[Items listed in a dataset]
===

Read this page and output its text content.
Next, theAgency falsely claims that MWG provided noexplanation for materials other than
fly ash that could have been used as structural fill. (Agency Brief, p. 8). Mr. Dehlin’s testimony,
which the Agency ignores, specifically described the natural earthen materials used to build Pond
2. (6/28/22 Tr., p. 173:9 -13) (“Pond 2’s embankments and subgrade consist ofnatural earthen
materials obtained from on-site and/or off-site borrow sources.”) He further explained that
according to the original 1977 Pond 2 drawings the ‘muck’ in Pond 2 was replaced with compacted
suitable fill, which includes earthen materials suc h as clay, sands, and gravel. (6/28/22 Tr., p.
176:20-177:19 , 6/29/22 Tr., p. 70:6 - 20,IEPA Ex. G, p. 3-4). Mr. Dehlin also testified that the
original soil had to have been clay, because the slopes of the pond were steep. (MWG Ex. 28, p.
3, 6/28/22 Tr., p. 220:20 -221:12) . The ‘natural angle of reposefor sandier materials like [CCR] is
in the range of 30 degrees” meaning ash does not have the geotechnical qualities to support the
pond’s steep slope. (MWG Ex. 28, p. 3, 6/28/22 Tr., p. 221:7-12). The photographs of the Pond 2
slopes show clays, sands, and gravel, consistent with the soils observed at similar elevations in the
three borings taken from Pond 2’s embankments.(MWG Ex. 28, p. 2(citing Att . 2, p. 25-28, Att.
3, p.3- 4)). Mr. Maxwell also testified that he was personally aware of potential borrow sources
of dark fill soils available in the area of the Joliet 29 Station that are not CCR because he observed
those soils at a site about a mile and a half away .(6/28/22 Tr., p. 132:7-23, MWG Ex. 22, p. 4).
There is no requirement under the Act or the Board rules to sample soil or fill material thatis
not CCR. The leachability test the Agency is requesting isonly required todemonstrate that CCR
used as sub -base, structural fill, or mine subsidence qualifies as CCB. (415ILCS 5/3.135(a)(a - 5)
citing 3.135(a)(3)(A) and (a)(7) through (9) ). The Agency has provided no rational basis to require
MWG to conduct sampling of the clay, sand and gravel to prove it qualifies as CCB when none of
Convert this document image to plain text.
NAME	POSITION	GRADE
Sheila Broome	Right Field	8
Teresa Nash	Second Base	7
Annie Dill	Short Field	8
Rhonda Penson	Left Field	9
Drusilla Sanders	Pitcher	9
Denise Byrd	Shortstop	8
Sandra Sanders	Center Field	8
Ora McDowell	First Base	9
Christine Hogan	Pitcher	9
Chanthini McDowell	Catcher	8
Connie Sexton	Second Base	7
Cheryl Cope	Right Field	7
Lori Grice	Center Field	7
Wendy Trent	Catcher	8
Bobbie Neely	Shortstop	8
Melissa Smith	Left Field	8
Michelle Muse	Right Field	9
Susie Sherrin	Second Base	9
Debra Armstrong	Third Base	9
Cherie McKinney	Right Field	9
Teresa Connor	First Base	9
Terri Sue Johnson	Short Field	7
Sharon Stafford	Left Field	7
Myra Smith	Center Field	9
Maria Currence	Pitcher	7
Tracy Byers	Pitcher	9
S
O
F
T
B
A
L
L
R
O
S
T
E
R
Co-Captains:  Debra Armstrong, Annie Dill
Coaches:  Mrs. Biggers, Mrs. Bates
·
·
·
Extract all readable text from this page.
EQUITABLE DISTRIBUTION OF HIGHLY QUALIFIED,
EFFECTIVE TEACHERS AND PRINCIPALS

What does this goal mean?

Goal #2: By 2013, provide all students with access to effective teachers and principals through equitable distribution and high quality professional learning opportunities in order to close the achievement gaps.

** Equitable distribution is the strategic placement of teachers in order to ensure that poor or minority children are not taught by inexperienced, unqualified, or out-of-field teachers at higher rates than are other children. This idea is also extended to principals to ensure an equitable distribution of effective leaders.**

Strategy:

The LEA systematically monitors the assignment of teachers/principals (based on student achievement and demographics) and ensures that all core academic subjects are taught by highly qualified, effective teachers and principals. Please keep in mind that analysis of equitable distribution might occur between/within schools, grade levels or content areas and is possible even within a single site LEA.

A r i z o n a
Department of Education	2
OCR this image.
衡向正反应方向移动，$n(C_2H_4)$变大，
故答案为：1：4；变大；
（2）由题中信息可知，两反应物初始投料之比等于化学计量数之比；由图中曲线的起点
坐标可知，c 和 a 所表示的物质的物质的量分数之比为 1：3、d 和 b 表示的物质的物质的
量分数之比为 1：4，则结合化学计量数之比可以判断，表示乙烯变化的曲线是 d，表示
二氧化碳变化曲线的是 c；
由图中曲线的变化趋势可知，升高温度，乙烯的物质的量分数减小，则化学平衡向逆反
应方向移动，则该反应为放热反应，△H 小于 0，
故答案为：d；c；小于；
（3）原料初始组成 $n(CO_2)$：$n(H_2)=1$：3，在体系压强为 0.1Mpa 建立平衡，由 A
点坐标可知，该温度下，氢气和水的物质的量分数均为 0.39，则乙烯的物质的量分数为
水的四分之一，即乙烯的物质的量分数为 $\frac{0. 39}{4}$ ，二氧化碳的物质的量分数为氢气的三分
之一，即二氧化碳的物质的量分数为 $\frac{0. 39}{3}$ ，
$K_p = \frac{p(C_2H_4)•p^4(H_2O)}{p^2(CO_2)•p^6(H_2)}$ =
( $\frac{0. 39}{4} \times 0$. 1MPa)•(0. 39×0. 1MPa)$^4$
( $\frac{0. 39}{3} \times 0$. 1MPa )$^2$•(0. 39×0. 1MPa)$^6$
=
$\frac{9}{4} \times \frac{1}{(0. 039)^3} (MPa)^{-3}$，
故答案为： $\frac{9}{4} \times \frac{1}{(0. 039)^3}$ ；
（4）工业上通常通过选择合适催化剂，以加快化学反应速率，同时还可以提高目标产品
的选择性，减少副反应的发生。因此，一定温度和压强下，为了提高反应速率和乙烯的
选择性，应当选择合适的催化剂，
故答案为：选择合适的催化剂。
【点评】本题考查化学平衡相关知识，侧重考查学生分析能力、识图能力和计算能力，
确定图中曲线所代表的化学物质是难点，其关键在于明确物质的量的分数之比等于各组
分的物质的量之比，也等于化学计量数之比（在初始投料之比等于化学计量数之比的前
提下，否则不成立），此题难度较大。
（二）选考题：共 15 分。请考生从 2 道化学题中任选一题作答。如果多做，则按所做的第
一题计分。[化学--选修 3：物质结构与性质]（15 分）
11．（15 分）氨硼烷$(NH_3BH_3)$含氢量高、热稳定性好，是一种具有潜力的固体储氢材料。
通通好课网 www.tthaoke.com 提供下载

===

**Problem requirements:**
Extract all the material, leaving every line as it is.

**Finished task:**
Read this page and output its text content.
Next, theAgency falsely claims that MWG provided noexplanation for materials other than
fly ash that could have been used as structural fill. (Agency Brief, p. 8). Mr. Dehlin’s testimony,
which the Agency ignores, specifically described the natural earthen materials used to build Pond
2. (6/28/22 Tr., p. 173:9 -13) (“Pond 2’s embankments and subgrade consist ofnatural earthen
materials obtained from on-site and/or off-site borrow sources.”) He further explained that
according to the original 1977 Pond 2 drawings the ‘muck’ in Pond 2 was replaced with compacted
suitable fill, which includes earthen materials suc h as clay, sands, and gravel. (6/28/22 Tr., p.
176:20-177:19 , 6/29/22 Tr., p. 70:6 - 20,IEPA Ex. G, p. 3-4). Mr. Dehlin also testified that the
original soil had to have been clay, because the slopes of the pond were steep. (MWG Ex. 28, p.
3, 6/28/22 Tr., p. 220:20 -221:12) . The ‘natural angle of reposefor sandier materials like [CCR] is
in the range of 30 degrees” meaning ash does not have the geotechnical qualities to support the
pond’s steep slope. (MWG Ex. 28, p. 3, 6/28/22 Tr., p. 221:7-12). The photographs of the Pond 2
slopes show clays, sands, and gravel, consistent with the soils observed at similar elevations in the
three borings taken from Pond 2’s embankments.(MWG Ex. 28, p. 2(citing Att . 2, p. 25-28, Att.
3, p.3- 4)). Mr. Maxwell also testified that he was personally aware of potential borrow sources
of dark fill soils available in the area of the Joliet 29 Station that are not CCR because he observed
those soils at a site about a mile and a half away .(6/28/22 Tr., p. 132:7-23, MWG Ex. 22, p. 4).
There is no requirement under the Act or the Board rules to sample soil or fill material thatis
not CCR. The leachability test the Agency is requesting isonly required todemonstrate that CCR
used as sub -base, structural fill, or mine subsidence qualifies as CCB. (415ILCS 5/3.135(a)(a - 5)
citing 3.135(a)(3)(A) and (a)(7) through (9) ). The Agency has provided no rational basis to require
MWG to conduct sampling of the clay, sand and gravel to prove it qualifies as CCB when none of
Convert this document image to plain text.
NAME	POSITION	GRADE
Sheila Broome	Right Field	8
Teresa Nash	Second Base	7
Annie Dill	Short Field	8
Rhonda Penson	Left Field	9
Drusilla Sanders	Pitcher	9
Denise Byrd	Shortstop	8
Sandra Sanders	Center Field	8
Ora McDowell	First Base	9
Christine Hogan	Pitcher	9
Chanthini McDowell	Catcher	8
Connie Sexton	Second Base	7
Cheryl Cope	Right Field	7
Lori Grice	Center Field	7
Wendy Trent	Catcher	8
Bobbie Neely	Shortstop	8
Melissa Smith	Left Field	8
Michelle Muse	Right Field	9
Susie Sherrin	Second Base	9
Debra Armstrong	Third Base	9
Cherie McKinney	Right Field	9
Teresa Connor	First Base	9
Terri Sue Johnson	Short Field	7
Sharon Stafford	Left Field	7
Myra Smith	Center Field	9
Maria Currence	Pitcher	7
Tracy Byers	Pitcher	9
S
O
F
T
B
A
L
L
R
O
S
T
E
R
Co-Captains:  Debra Armstrong, Annie Dill
Coaches:  Mrs. Biggers, Mrs. Bates
·
·
·
Extract all readable text from this page.
EQUITABLE DISTRIBUTION OF HIGHLY QUALIFIED,
EFFECTIVE TEACHERS AND PRINCIPALS

What does this goal mean?

Goal #2: By 2013, provide all students with access to effective teachers and principals through equitable distribution and high quality professional learning opportunities in order to close the achievement gaps.

** Equitable distribution is the strategic placement of teachers in order to ensure that poor or minority children are not taught by inexperienced, unqualified, or out-of-field teachers at higher rates than are other children. This idea is also extended to principals to ensure an equitable distribution of effective leaders.**

Strategy:

The LEA systematically monitors the assignment of teachers/principals (based on student achievement and demographics) and ensures that all core academic subjects are taught by highly qualified, effective teachers and principals. Please keep in mind that analysis of equitable distribution might occur between/within schools, grade levels or content areas and is possible even within a single site LEA.

A r i z o n a
Department of Education	2
OCR this image.
衡向正反应方向移动，$n(C_2H_4)$变大，
故答案为：1：4；变大；
（2）由题中信息可知，两反应物初始投料之比等于化学计量数之比；由图中曲线的起点
坐标可知，c 和 a 所表示的物质的物质的量分数之比为 1：3、d 和 b 表示的物质的物质的
量分数之比为 1：4，则结合化学计量数之比可以判断，表示乙烯变化的曲线是 d，表示
二氧化碳变化曲线的是 c；
由图中曲线的变化趋势可知，升高温度，乙烯的物质的量分数减小，则化学平衡向逆反
应方向移动，则该反应为放热反应，△H 小于 0，
故答案为：d；c；小于；
（3）原料初始组成 $n(CO_2)$：$n(H_2)=1$：3，在体系压强为 0.1Mpa 建立平衡，由 A
点坐标可知，该温度下，氢气和水的物质的量分数均为 0.39，则乙烯的物质的量分数为
水的四分之一，即乙烯的物质的量分数为 $\frac{0. 39}{4}$ ，二氧化碳的物质的量分数为氢气的三分
之一，即二氧化碳的物质的量分数为 $\frac{0. 39}{3}$ ，
$K_p = \frac{p(C_2H_4)•p^4(H_2O)}{p^2(CO_2)•p^6(H_2)}$ =
( $\frac{0. 39}{4} \times 0$. 1MPa)•(0. 39×0. 1MPa)$^4$
( $\frac{0. 39}{3} \times 0$. 1MPa )$^2$•(0. 39×0. 1MPa)$^6$
=
$\frac{9}{4} \times \frac{1}{(0. 039)^3} (MPa)^{-3}$，
故答案为： $\frac{9}{4} \times \frac{1}{(0. 039)^3}$ ；
（4）工业上通常通过选择合适催化剂，以加快化学反应速率，同时还可以提高目标产品
的选择性，减少副反应的发生。因此，一定温度和压强下，为了提高反应速率和乙烯的
选择性，应当选择合适的催化剂，
故答案为：选择合适的催化剂。
【点评】本题考查化学平衡相关知识，侧重考查学生分析能力、识图能力和计算能力，
确定图中曲线所代表的化学物质是难点，其关键在于明确物质的量的分数之比等于各组
分的物质的量之比，也等于化学计量数之比（在初始投料之比等于化学计量数之比的前
提下，否则不成立），此题难度较大。
（二）选考题：共 15 分。请考生从 2 道化学题中任选一题作答。如果多做，则按所做的第
一题计分。[化学--选修 3：物质结构与性质]（15 分）
11．（15 分）氨硼烷$(NH_3BH_3)$含氢量高、热稳定性好，是一种具有潜力的固体储氢材料。
通通好课网 www.tthaoke.com 提供下载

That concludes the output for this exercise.